— start Records for the task —

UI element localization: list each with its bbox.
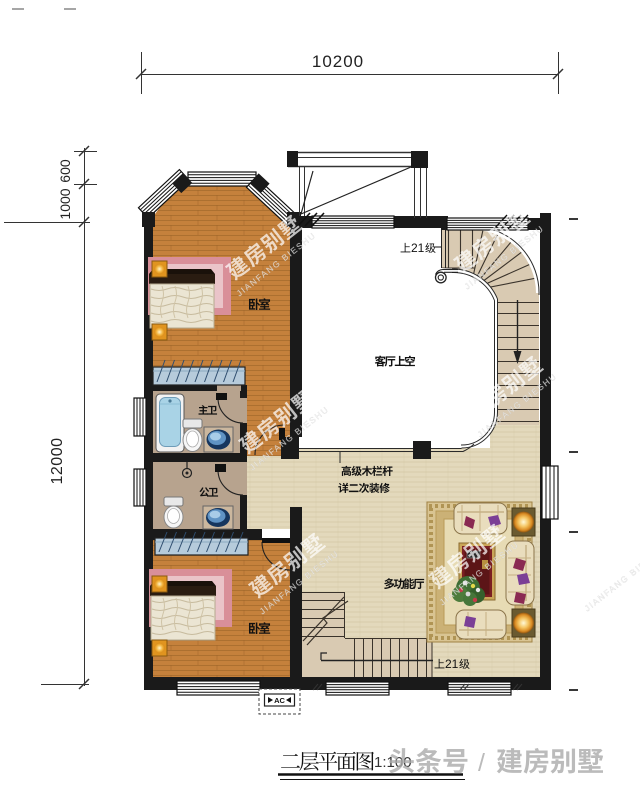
- svg-text:AC: AC: [274, 696, 285, 705]
- svg-text:21: 21: [445, 657, 459, 671]
- svg-text:/: /: [478, 749, 485, 777]
- svg-text:10200: 10200: [312, 52, 364, 71]
- svg-text:12000: 12000: [49, 438, 66, 485]
- svg-text:1000: 1000: [57, 188, 73, 219]
- svg-text:21: 21: [411, 241, 425, 255]
- svg-text:600: 600: [57, 159, 73, 183]
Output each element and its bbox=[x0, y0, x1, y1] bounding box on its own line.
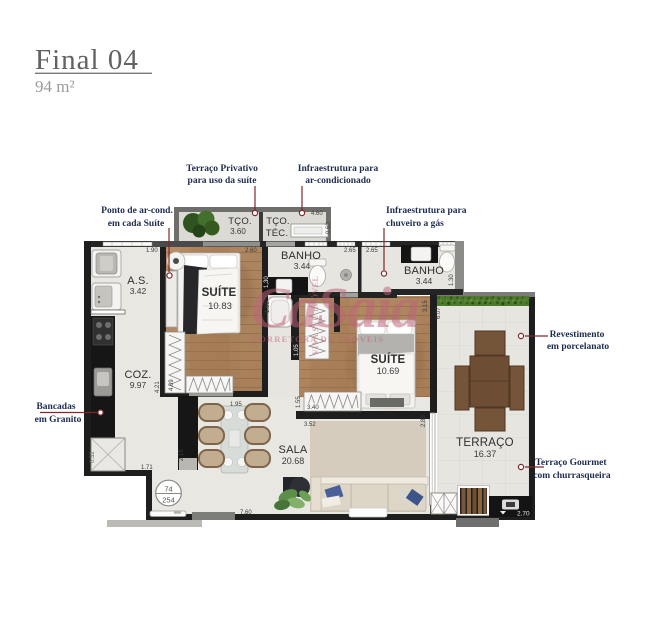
svg-text:0.32: 0.32 bbox=[90, 451, 96, 463]
svg-text:SUÍTE: SUÍTE bbox=[371, 353, 406, 366]
svg-text:0.60: 0.60 bbox=[326, 222, 332, 234]
svg-text:3.60: 3.60 bbox=[230, 227, 246, 236]
svg-text:3.42: 3.42 bbox=[130, 286, 147, 296]
svg-text:Terraço Privativo: Terraço Privativo bbox=[186, 164, 258, 174]
svg-text:4.60: 4.60 bbox=[311, 211, 323, 217]
svg-text:1.90: 1.90 bbox=[146, 248, 158, 254]
svg-text:4.09: 4.09 bbox=[169, 379, 175, 391]
svg-text:em cada Suíte: em cada Suíte bbox=[108, 219, 164, 229]
svg-text:3.40: 3.40 bbox=[307, 405, 319, 411]
svg-text:SALA: SALA bbox=[279, 444, 308, 456]
svg-text:3.15: 3.15 bbox=[423, 300, 429, 312]
svg-text:10.69: 10.69 bbox=[377, 366, 400, 376]
svg-text:Infraestrutura para: Infraestrutura para bbox=[298, 164, 379, 174]
svg-text:Ponto de ar-cond.: Ponto de ar-cond. bbox=[101, 206, 173, 216]
svg-text:SUÍTE: SUÍTE bbox=[202, 286, 237, 299]
svg-text:2.60: 2.60 bbox=[245, 248, 257, 254]
svg-text:TÇO.: TÇO. bbox=[266, 216, 290, 227]
svg-text:TERRAÇO: TERRAÇO bbox=[456, 437, 514, 449]
svg-text:4.21: 4.21 bbox=[155, 381, 161, 393]
svg-text:6.07: 6.07 bbox=[436, 307, 442, 319]
svg-text:2.65: 2.65 bbox=[366, 248, 378, 254]
svg-text:3.44: 3.44 bbox=[294, 261, 311, 271]
svg-text:em Granito: em Granito bbox=[35, 415, 82, 425]
svg-text:VIVA SEU IMÓVEL: VIVA SEU IMÓVEL bbox=[310, 276, 320, 355]
svg-text:TÇO.: TÇO. bbox=[228, 216, 252, 227]
svg-text:2.15: 2.15 bbox=[179, 449, 185, 461]
svg-text:16.37: 16.37 bbox=[474, 449, 497, 459]
svg-text:1.71: 1.71 bbox=[141, 465, 153, 471]
svg-text:2.80: 2.80 bbox=[421, 415, 427, 427]
svg-text:com churrasqueira: com churrasqueira bbox=[533, 471, 611, 481]
svg-text:2.65: 2.65 bbox=[344, 248, 356, 254]
svg-text:1.05: 1.05 bbox=[294, 344, 300, 356]
svg-text:TÉC.: TÉC. bbox=[266, 228, 288, 239]
svg-text:Bancadas: Bancadas bbox=[36, 402, 75, 412]
svg-text:ar-condicionado: ar-condicionado bbox=[305, 176, 371, 186]
svg-text:para uso da suíte: para uso da suíte bbox=[188, 176, 257, 186]
svg-text:94 m²: 94 m² bbox=[35, 77, 75, 96]
svg-text:Revestimento: Revestimento bbox=[550, 330, 605, 340]
svg-text:2.70: 2.70 bbox=[517, 511, 530, 518]
svg-text:em porcelanato: em porcelanato bbox=[547, 342, 610, 352]
svg-text:Final 04: Final 04 bbox=[35, 44, 139, 76]
svg-text:10.83: 10.83 bbox=[208, 301, 232, 312]
svg-text:chuveiro a gás: chuveiro a gás bbox=[386, 219, 444, 229]
svg-text:CaSaia: CaSaia bbox=[251, 275, 419, 340]
svg-text:1.55: 1.55 bbox=[296, 396, 302, 408]
svg-text:1.30: 1.30 bbox=[449, 274, 455, 286]
svg-text:3.52: 3.52 bbox=[304, 422, 316, 428]
svg-text:254: 254 bbox=[162, 496, 175, 505]
svg-text:74: 74 bbox=[164, 485, 172, 494]
svg-text:Terraço Gourmet: Terraço Gourmet bbox=[535, 458, 607, 468]
svg-text:20.68: 20.68 bbox=[282, 456, 305, 466]
svg-text:7.60: 7.60 bbox=[240, 510, 252, 516]
svg-text:9.97: 9.97 bbox=[130, 380, 147, 390]
svg-text:Infraestrutura para: Infraestrutura para bbox=[386, 206, 467, 216]
svg-text:1.95: 1.95 bbox=[230, 402, 242, 408]
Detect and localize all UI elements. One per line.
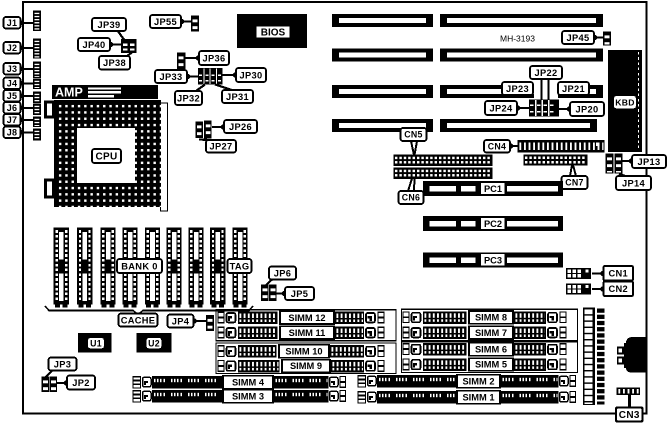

— end Records for the task —

» What the exercise asks:
Arrange the stretch from the start of the records through the line containing "Output each element" as a JSON list of strings, one string per line, with blank lines omitted. Leave the pictures out of the answer.

» In response:
[
  "UI element localization: list each with its bbox.",
  "- svg-text:AC: AC: [274, 696, 285, 705]",
  "- svg-text:21: 21: [445, 657, 459, 671]",
  "- svg-text:/: /: [478, 749, 485, 777]",
  "- svg-text:10200: 10200: [312, 52, 364, 71]",
  "- svg-text:12000: 12000: [49, 438, 66, 485]",
  "- svg-text:1000: 1000: [57, 188, 73, 219]",
  "- svg-text:21: 21: [411, 241, 425, 255]",
  "- svg-text:600: 600: [57, 159, 73, 183]",
  "Output each element and its bbox=[x0, y0, x1, y1] bounding box on its own line."
]